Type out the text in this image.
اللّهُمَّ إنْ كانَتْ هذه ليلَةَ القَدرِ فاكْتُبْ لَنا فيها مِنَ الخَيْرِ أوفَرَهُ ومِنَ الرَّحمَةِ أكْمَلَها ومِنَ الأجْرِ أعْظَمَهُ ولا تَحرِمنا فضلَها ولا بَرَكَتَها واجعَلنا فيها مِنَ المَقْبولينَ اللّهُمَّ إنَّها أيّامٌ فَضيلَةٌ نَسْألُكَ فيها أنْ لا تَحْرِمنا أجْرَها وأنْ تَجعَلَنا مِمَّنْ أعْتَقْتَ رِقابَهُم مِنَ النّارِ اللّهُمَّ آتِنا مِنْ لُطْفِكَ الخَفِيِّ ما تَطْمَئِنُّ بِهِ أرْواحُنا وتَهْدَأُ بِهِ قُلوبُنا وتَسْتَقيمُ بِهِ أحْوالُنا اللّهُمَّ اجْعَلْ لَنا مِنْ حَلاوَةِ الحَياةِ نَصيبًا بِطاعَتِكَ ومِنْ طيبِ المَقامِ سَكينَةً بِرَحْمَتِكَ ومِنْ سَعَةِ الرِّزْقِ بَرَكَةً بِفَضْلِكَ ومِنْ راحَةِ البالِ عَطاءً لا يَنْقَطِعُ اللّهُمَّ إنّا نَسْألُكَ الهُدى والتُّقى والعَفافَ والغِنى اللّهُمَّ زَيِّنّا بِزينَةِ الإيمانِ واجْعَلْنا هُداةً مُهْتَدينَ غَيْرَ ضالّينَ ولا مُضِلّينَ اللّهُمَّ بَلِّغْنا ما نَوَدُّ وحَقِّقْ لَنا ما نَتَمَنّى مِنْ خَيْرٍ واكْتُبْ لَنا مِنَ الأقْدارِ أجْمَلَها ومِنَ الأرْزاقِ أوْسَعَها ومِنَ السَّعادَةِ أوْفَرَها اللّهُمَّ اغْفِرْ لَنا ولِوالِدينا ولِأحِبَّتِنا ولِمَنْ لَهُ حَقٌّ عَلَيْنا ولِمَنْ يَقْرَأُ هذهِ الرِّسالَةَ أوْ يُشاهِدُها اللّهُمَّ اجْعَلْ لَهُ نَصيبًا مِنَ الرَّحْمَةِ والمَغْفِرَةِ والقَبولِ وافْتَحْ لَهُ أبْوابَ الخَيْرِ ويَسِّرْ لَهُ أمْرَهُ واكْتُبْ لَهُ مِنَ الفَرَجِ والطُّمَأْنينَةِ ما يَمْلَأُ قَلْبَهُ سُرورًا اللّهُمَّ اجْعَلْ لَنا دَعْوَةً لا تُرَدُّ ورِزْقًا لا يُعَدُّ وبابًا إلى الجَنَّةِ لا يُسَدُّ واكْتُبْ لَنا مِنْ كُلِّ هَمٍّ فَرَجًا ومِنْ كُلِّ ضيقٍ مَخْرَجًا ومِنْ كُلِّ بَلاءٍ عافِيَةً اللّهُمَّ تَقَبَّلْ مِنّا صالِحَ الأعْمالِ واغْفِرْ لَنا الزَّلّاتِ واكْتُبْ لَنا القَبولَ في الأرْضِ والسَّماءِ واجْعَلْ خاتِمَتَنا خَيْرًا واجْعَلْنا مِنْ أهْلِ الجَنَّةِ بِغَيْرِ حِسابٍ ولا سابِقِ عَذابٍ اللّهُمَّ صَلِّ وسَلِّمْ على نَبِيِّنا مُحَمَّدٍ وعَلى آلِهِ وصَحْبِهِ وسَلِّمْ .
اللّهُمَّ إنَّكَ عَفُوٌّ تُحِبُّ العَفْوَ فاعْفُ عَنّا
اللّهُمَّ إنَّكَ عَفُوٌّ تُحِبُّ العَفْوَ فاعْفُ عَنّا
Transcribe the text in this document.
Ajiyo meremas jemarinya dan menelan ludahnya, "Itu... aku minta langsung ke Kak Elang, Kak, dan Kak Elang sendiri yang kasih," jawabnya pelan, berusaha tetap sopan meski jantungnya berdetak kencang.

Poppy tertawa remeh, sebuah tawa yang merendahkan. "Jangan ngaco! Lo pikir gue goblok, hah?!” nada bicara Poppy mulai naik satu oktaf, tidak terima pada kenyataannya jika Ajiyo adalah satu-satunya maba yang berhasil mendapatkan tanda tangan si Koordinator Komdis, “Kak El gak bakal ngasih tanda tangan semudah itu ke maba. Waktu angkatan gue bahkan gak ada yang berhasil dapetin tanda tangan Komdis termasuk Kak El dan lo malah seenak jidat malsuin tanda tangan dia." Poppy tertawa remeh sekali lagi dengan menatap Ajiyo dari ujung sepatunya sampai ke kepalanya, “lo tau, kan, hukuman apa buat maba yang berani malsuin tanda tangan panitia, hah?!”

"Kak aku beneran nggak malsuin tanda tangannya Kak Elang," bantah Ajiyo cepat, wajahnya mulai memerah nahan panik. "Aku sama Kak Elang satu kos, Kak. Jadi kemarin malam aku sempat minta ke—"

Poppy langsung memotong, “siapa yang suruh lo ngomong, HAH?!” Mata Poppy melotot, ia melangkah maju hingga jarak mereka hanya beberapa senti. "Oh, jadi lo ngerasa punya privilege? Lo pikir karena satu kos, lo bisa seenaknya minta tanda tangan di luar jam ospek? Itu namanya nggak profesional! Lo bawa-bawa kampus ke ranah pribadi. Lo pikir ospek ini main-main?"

PROBLEM STATEMENT> The lines above should be duplicated exactly.

ANSWER TO THIS TASK>
Type out the text in this image.
اللّهُمَّ إنْ كانَتْ هذه ليلَةَ القَدرِ فاكْتُبْ لَنا فيها مِنَ الخَيْرِ أوفَرَهُ ومِنَ الرَّحمَةِ أكْمَلَها ومِنَ الأجْرِ أعْظَمَهُ ولا تَحرِمنا فضلَها ولا بَرَكَتَها واجعَلنا فيها مِنَ المَقْبولينَ اللّهُمَّ إنَّها أيّامٌ فَضيلَةٌ نَسْألُكَ فيها أنْ لا تَحْرِمنا أجْرَها وأنْ تَجعَلَنا مِمَّنْ أعْتَقْتَ رِقابَهُم مِنَ النّارِ اللّهُمَّ آتِنا مِنْ لُطْفِكَ الخَفِيِّ ما تَطْمَئِنُّ بِهِ أرْواحُنا وتَهْدَأُ بِهِ قُلوبُنا وتَسْتَقيمُ بِهِ أحْوالُنا اللّهُمَّ اجْعَلْ لَنا مِنْ حَلاوَةِ الحَياةِ نَصيبًا بِطاعَتِكَ ومِنْ طيبِ المَقامِ سَكينَةً بِرَحْمَتِكَ ومِنْ سَعَةِ الرِّزْقِ بَرَكَةً بِفَضْلِكَ ومِنْ راحَةِ البالِ عَطاءً لا يَنْقَطِعُ اللّهُمَّ إنّا نَسْألُكَ الهُدى والتُّقى والعَفافَ والغِنى اللّهُمَّ زَيِّنّا بِزينَةِ الإيمانِ واجْعَلْنا هُداةً مُهْتَدينَ غَيْرَ ضالّينَ ولا مُضِلّينَ اللّهُمَّ بَلِّغْنا ما نَوَدُّ وحَقِّقْ لَنا ما نَتَمَنّى مِنْ خَيْرٍ واكْتُبْ لَنا مِنَ الأقْدارِ أجْمَلَها ومِنَ الأرْزاقِ أوْسَعَها ومِنَ السَّعادَةِ أوْفَرَها اللّهُمَّ اغْفِرْ لَنا ولِوالِدينا ولِأحِبَّتِنا ولِمَنْ لَهُ حَقٌّ عَلَيْنا ولِمَنْ يَقْرَأُ هذهِ الرِّسالَةَ أوْ يُشاهِدُها اللّهُمَّ اجْعَلْ لَهُ نَصيبًا مِنَ الرَّحْمَةِ والمَغْفِرَةِ والقَبولِ وافْتَحْ لَهُ أبْوابَ الخَيْرِ ويَسِّرْ لَهُ أمْرَهُ واكْتُبْ لَهُ مِنَ الفَرَجِ والطُّمَأْنينَةِ ما يَمْلَأُ قَلْبَهُ سُرورًا اللّهُمَّ اجْعَلْ لَنا دَعْوَةً لا تُرَدُّ ورِزْقًا لا يُعَدُّ وبابًا إلى الجَنَّةِ لا يُسَدُّ واكْتُبْ لَنا مِنْ كُلِّ هَمٍّ فَرَجًا ومِنْ كُلِّ ضيقٍ مَخْرَجًا ومِنْ كُلِّ بَلاءٍ عافِيَةً اللّهُمَّ تَقَبَّلْ مِنّا صالِحَ الأعْمالِ واغْفِرْ لَنا الزَّلّاتِ واكْتُبْ لَنا القَبولَ في الأرْضِ والسَّماءِ واجْعَلْ خاتِمَتَنا خَيْرًا واجْعَلْنا مِنْ أهْلِ الجَنَّةِ بِغَيْرِ حِسابٍ ولا سابِقِ عَذابٍ اللّهُمَّ صَلِّ وسَلِّمْ على نَبِيِّنا مُحَمَّدٍ وعَلى آلِهِ وصَحْبِهِ وسَلِّمْ .
اللّهُمَّ إنَّكَ عَفُوٌّ تُحِبُّ العَفْوَ فاعْفُ عَنّا
اللّهُمَّ إنَّكَ عَفُوٌّ تُحِبُّ العَفْوَ فاعْفُ عَنّا
Transcribe the text in this document.
Ajiyo meremas jemarinya dan menelan ludahnya, "Itu... aku minta langsung ke Kak Elang, Kak, dan Kak Elang sendiri yang kasih," jawabnya pelan, berusaha tetap sopan meski jantungnya berdetak kencang.

Poppy tertawa remeh, sebuah tawa yang merendahkan. "Jangan ngaco! Lo pikir gue goblok, hah?!” nada bicara Poppy mulai naik satu oktaf, tidak terima pada kenyataannya jika Ajiyo adalah satu-satunya maba yang berhasil mendapatkan tanda tangan si Koordinator Komdis, “Kak El gak bakal ngasih tanda tangan semudah itu ke maba. Waktu angkatan gue bahkan gak ada yang berhasil dapetin tanda tangan Komdis termasuk Kak El dan lo malah seenak jidat malsuin tanda tangan dia." Poppy tertawa remeh sekali lagi dengan menatap Ajiyo dari ujung sepatunya sampai ke kepalanya, “lo tau, kan, hukuman apa buat maba yang berani malsuin tanda tangan panitia, hah?!”

"Kak aku beneran nggak malsuin tanda tangannya Kak Elang," bantah Ajiyo cepat, wajahnya mulai memerah nahan panik. "Aku sama Kak Elang satu kos, Kak. Jadi kemarin malam aku sempat minta ke—"

Poppy langsung memotong, “siapa yang suruh lo ngomong, HAH?!” Mata Poppy melotot, ia melangkah maju hingga jarak mereka hanya beberapa senti. "Oh, jadi lo ngerasa punya privilege? Lo pikir karena satu kos, lo bisa seenaknya minta tanda tangan di luar jam ospek? Itu namanya nggak profesional! Lo bawa-bawa kampus ke ranah pribadi. Lo pikir ospek ini main-main?"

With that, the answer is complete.